_INPUT FOR THIS TASK_.

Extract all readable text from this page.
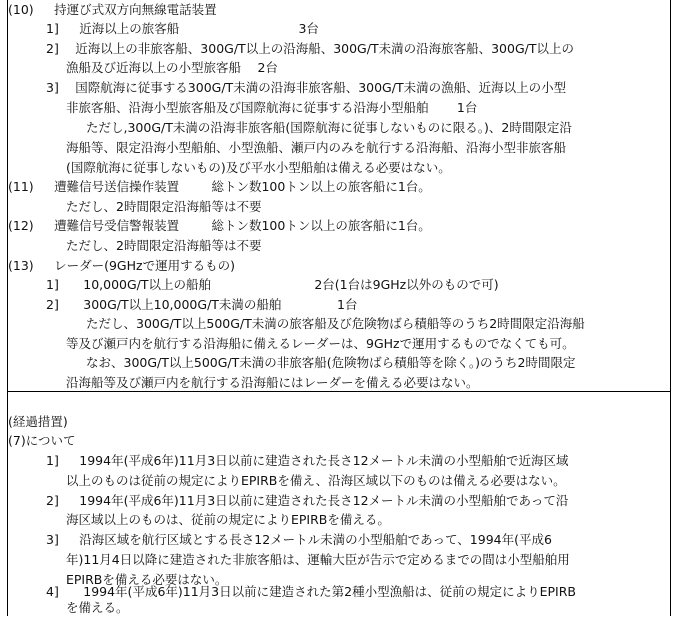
(10)　  持運び式双方向無線電話装置
1]　  近海以上の旅客船                              3台
2]　 近海以上の非旅客船、300G/T以上の沿海船、300G/T未満の沿海旅客船、300G/T以上の
漁船及び近海以上の小型旅客船　 2台
3]　 国際航海に従事する300G/T未満の沿海非旅客船、300G/T未満の漁船、近海以上の小型
非旅客船、沿海小型旅客船及び国際航海に従事する沿海小型船舶　    1台
ただし,300G/T未満の沿海非旅客船(国際航海に従事しないものに限る。)、2時間限定沿
海船等、限定沿海小型船舶、小型漁船、瀬戸内のみを航行する沿海船、沿海小型非旅客船
(国際航海に従事しないもの)及び平水小型船舶は備える必要はない。
(11)　  遭難信号送信操作装置　     総トン数100トン以上の旅客船に1台。
ただし、2時間限定沿海船等は不要
(12)　  遭難信号受信警報装置　     総トン数100トン以上の旅客船に1台。
ただし、2時間限定沿海船等は不要
(13)　  レーダー(9GHzで運用するもの)
1]　   10,000G/T以上の船舶                          2台(1台は9GHz以外のもので可)
2]　   300G/T以上10,000G/T未満の船舶              1台
ただし、300G/T以上500G/T未満の旅客船及び危険物ばら積船等のうち2時間限定沿海船
等及び瀬戸内を航行する沿海船に備えるレーダーは、9GHzで運用するものでなくても可。
なお、300G/T以上500G/T未満の非旅客船(危険物ばら積船等を除く。)のうち2時間限定
沿海船等及び瀬戸内を航行する沿海船にはレーダーを備える必要はない。
(経過措置)
(7)について
1]　  1994年(平成6年)11月3日以前に建造された長さ12メートル未満の小型船舶で近海区域
以上のものは従前の規定によりEPIRBを備え、沿海区域以下のものは備える必要はない。
2]　  1994年(平成6年)11月3日以前に建造された長さ12メートル未満の小型船舶であって沿
海区域以上のものは、従前の規定によりEPIRBを備える。
3]　  沿海区域を航行区域とする長さ12メートル未満の小型船舶であって、1994年(平成6
年)11月4日以降に建造された非旅客船は、運輸大臣が告示で定めるまでの間は小型船舶用
EPIRBを備える必要はない。
4]　   1994年(平成6年)11月3日以前に建造された第2種小型漁船は、従前の規定によりEPIRB
を備える。
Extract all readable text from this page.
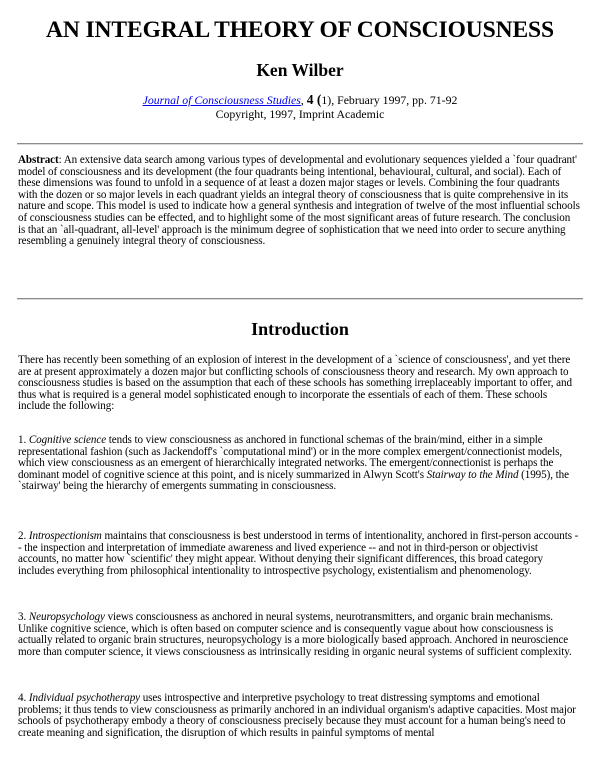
AN INTEGRAL THEORY OF CONSCIOUSNESS
Ken Wilber
Journal of Consciousness Studies, 4 (1), February 1997, pp. 71-92
Copyright, 1997, Imprint Academic

Abstract: An extensive data search among various types of developmental and evolutionary sequences yielded a `four quadrant' model of consciousness and its development (the four quadrants being intentional, behavioural, cultural, and social). Each of these dimensions was found to unfold in a sequence of at least a dozen major stages or levels. Combining the four quadrants with the dozen or so major levels in each quadrant yields an integral theory of consciousness that is quite comprehensive in its nature and scope. This model is used to indicate how a general synthesis and integration of twelve of the most influential schools of consciousness studies can be effected, and to highlight some of the most significant areas of future research. The conclusion is that an `all-quadrant, all-level' approach is the minimum degree of sophistication that we need into order to secure anything resembling a genuinely integral theory of consciousness.

Introduction

There has recently been something of an explosion of interest in the development of a `science of consciousness', and yet there are at present approximately a dozen major but conflicting schools of consciousness theory and research. My own approach to consciousness studies is based on the assumption that each of these schools has something irreplaceably important to offer, and thus what is required is a general model sophisticated enough to incorporate the essentials of each of them. These schools include the following:

1. Cognitive science tends to view consciousness as anchored in functional schemas of the brain/mind, either in a simple representational fashion (such as Jackendoff's `computational mind') or in the more complex emergent/connectionist models, which view consciousness as an emergent of hierarchically integrated networks. The emergent/connectionist is perhaps the dominant model of cognitive science at this point, and is nicely summarized in Alwyn Scott's Stairway to the Mind (1995), the `stairway' being the hierarchy of emergents summating in consciousness.

2. Introspectionism maintains that consciousness is best understood in terms of intentionality, anchored in first-person accounts -- the inspection and interpretation of immediate awareness and lived experience -- and not in third-person or objectivist accounts, no matter how `scientific' they might appear. Without denying their significant differences, this broad category includes everything from philosophical intentionality to introspective psychology, existentialism and phenomenology.

3. Neuropsychology views consciousness as anchored in neural systems, neurotransmitters, and organic brain mechanisms. Unlike cognitive science, which is often based on computer science and is consequently vague about how consciousness is actually related to organic brain structures, neuropsychology is a more biologically based approach. Anchored in neuroscience more than computer science, it views consciousness as intrinsically residing in organic neural systems of sufficient complexity.

4. Individual psychotherapy uses introspective and interpretive psychology to treat distressing symptoms and emotional problems; it thus tends to view consciousness as primarily anchored in an individual organism's adaptive capacities. Most major schools of psychotherapy embody a theory of consciousness precisely because they must account for a human being's need to create meaning and signification, the disruption of which results in painful symptoms of mental
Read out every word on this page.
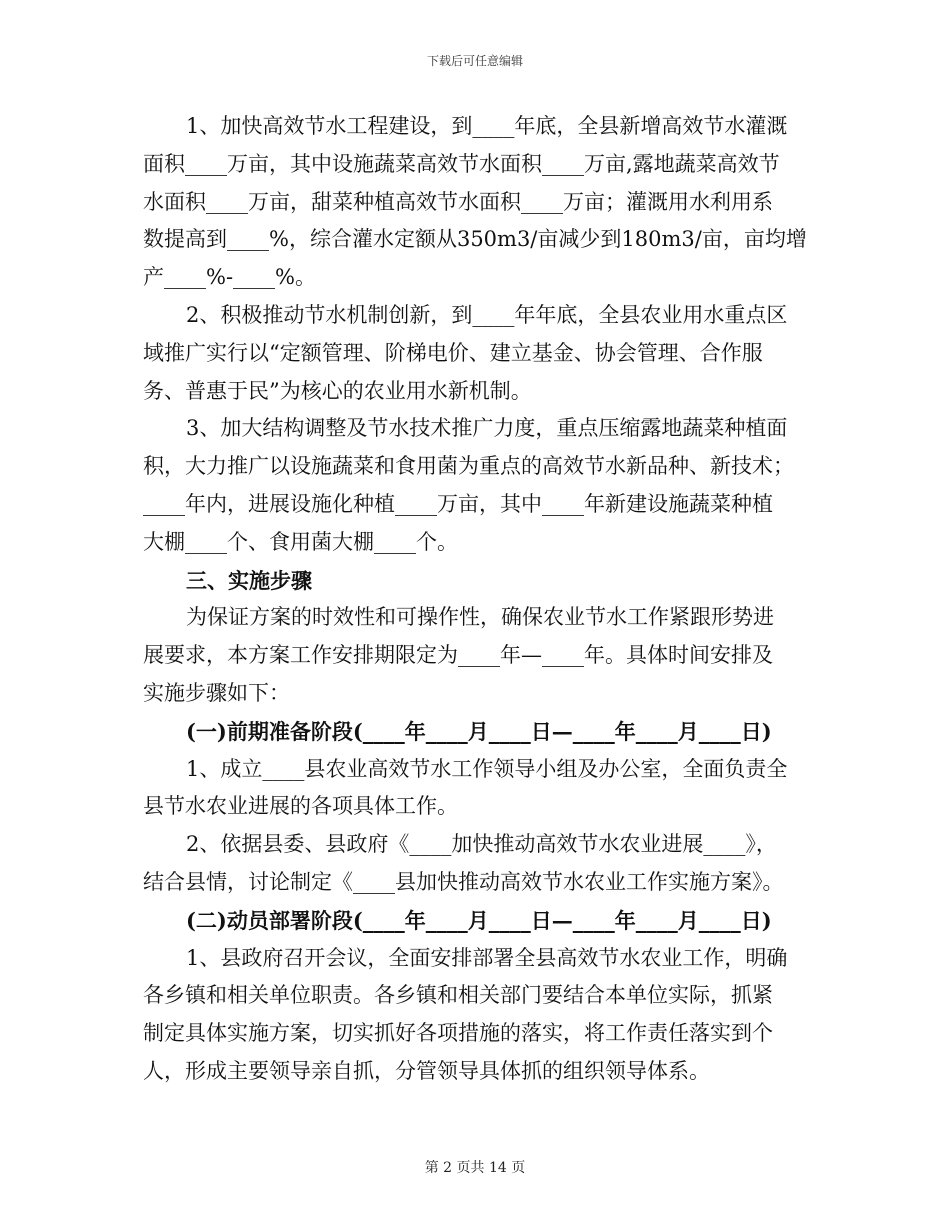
下载后可任意编辑
1、加快高效节水工程建设，到____年底，全县新增高效节水灌溉
面积____万亩，其中设施蔬菜高效节水面积____万亩,露地蔬菜高效节
水面积____万亩，甜菜种植高效节水面积____万亩；灌溉用水利用系
数提高到____%，综合灌水定额从350m3/亩减少到180m3/亩，亩均增
产____%-____%。
2、积极推动节水机制创新，到____年年底，全县农业用水重点区
域推广实行以“定额管理、阶梯电价、建立基金、协会管理、合作服
务、普惠于民”为核心的农业用水新机制。
3、加大结构调整及节水技术推广力度，重点压缩露地蔬菜种植面
积，大力推广以设施蔬菜和食用菌为重点的高效节水新品种、新技术；
____年内，进展设施化种植____万亩，其中____年新建设施蔬菜种植
大棚____个、食用菌大棚____个。
三、实施步骤
为保证方案的时效性和可操作性，确保农业节水工作紧跟形势进
展要求，本方案工作安排期限定为____年—____年。具体时间安排及
实施步骤如下：
(一)前期准备阶段(____年____月____日—____年____月____日)
1、成立____县农业高效节水工作领导小组及办公室，全面负责全
县节水农业进展的各项具体工作。
2、依据县委、县政府《____加快推动高效节水农业进展____》，
结合县情，讨论制定《____县加快推动高效节水农业工作实施方案》。
(二)动员部署阶段(____年____月____日—____年____月____日)
1、县政府召开会议，全面安排部署全县高效节水农业工作，明确
各乡镇和相关单位职责。各乡镇和相关部门要结合本单位实际，抓紧
制定具体实施方案，切实抓好各项措施的落实，将工作责任落实到个
人，形成主要领导亲自抓，分管领导具体抓的组织领导体系。
第 2 页共 14 页
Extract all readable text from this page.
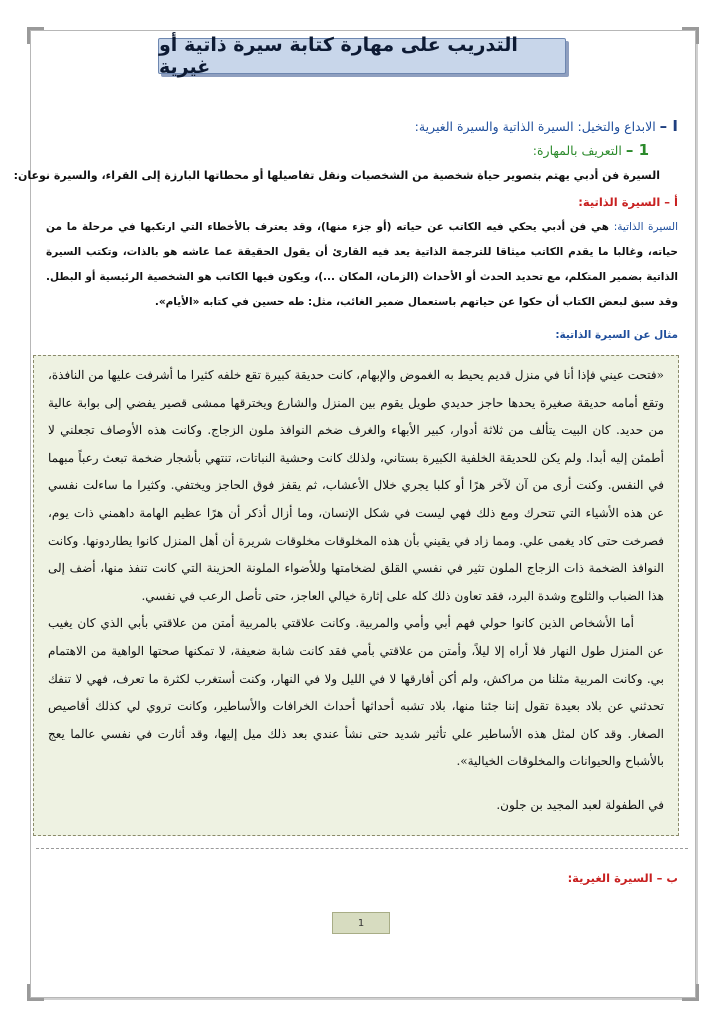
التدريب على مهارة كتابة سيرة ذاتية أو غيرية
I – الابداع والتخيل: السيرة الذاتية والسيرة الغيرية:
1 – التعريف بالمهارة:
السيرة فن أدبي يهتم بتصوير حياة شخصية من الشخصيات ونقل تفاصيلها أو محطاتها البارزة إلى القراء، والسيرة نوعان:
أ – السيرة الذاتية:
السيرة الذاتية: هي فن أدبي يحكي فيه الكاتب عن حياته (أو جزء منها)، وقد يعترف بالأخطاء التي ارتكبها في مرحلة ما من حياته، وغالبا ما يقدم الكاتب ميثاقا للترجمة الذاتية يعد فيه القارئ أن يقول الحقيقة عما عاشه هو بالذات، وتكتب السيرة الذاتية بضمير المتكلم، مع تحديد الحدث أو الأحداث (الزمان، المكان ...)، ويكون فيها الكاتب هو الشخصية الرئيسية أو البطل. وقد سبق لبعض الكتاب أن حكوا عن حياتهم باستعمال ضمير الغائب، مثل: طه حسين في كتابه «الأيام».
مثال عن السيرة الذاتية:

«فتحت عيني فإذا أنا في منزل قديم يحيط به الغموض والإبهام، كانت حديقة كبيرة تقع خلفه كثيرا ما أشرفت عليها من النافذة، وتقع أمامه حديقة صغيرة يحدها حاجز حديدي طويل يقوم بين المنزل والشارع ويخترقها ممشى قصير يفضي إلى بوابة عالية من حديد. كان البيت يتألف من ثلاثة أدوار، كبير الأبهاء والغرف ضخم النوافذ ملون الزجاج. وكانت هذه الأوصاف تجعلني لا أطمئن إليه أبدا. ولم يكن للحديقة الخلفية الكبيرة بستاني، ولذلك كانت وحشية النباتات، تنتهي بأشجار ضخمة تبعث رعباً مبهما في النفس. وكنت أرى من آن لآخر هرًا أو كلبا يجري خلال الأعشاب، ثم يقفز فوق الحاجز ويختفي. وكثيرا ما ساءلت نفسي عن هذه الأشياء التي تتحرك ومع ذلك فهي ليست في شكل الإنسان، وما أزال أذكر أن هرًا عظيم الهامة داهمني ذات يوم، فصرخت حتى كاد يغمى علي. ومما زاد في يقيني بأن هذه المخلوقات مخلوقات شريرة أن أهل المنزل كانوا يطاردونها. وكانت النوافذ الضخمة ذات الزجاج الملون تثير في نفسي القلق لضخامتها وللأضواء الملونة الحزينة التي كانت تنفذ منها، أضف إلى هذا الضباب والثلوج وشدة البرد، فقد تعاون ذلك كله على إثارة خيالي العاجز، حتى تأصل الرعب في نفسي.

أما الأشخاص الذين كانوا حولي فهم أبي وأمي والمربية. وكانت علاقتي بالمربية أمتن من علاقتي بأبي الذي كان يغيب عن المنزل طول النهار فلا أراه إلا ليلاً، وأمتن من علاقتي بأمي فقد كانت شابة ضعيفة، لا تمكنها صحتها الواهية من الاهتمام بي. وكانت المربية مثلنا من مراكش، ولم أكن أفارقها لا في الليل ولا في النهار، وكنت أستغرب لكثرة ما تعرف، فهي لا تنفك تحدثني عن بلاد بعيدة تقول إننا جئنا منها، بلاد تشبه أحداثها أحداث الخرافات والأساطير، وكانت تروي لي كذلك أقاصيص الصغار. وقد كان لمثل هذه الأساطير علي تأثير شديد حتى نشأ عندي بعد ذلك ميل إليها، وقد أثارت في نفسي عالما يعج بالأشباح والحيوانات والمخلوقات الخيالية».

في الطفولة لعبد المجيد بن جلون.
ب – السيرة الغيرية:
1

_WHAT NEEDS TO BE DONE_.
Using the entries above, return each line that includes the word "T未満の沿海非旅客船".

_RESPONSE_.
3]　 国際航海に従事する300G/T未満の沿海非旅客船、300G/T未満の漁船、近海以上の小型
ただし,300G/T未満の沿海非旅客船(国際航海に従事しないものに限る。)、2時間限定沿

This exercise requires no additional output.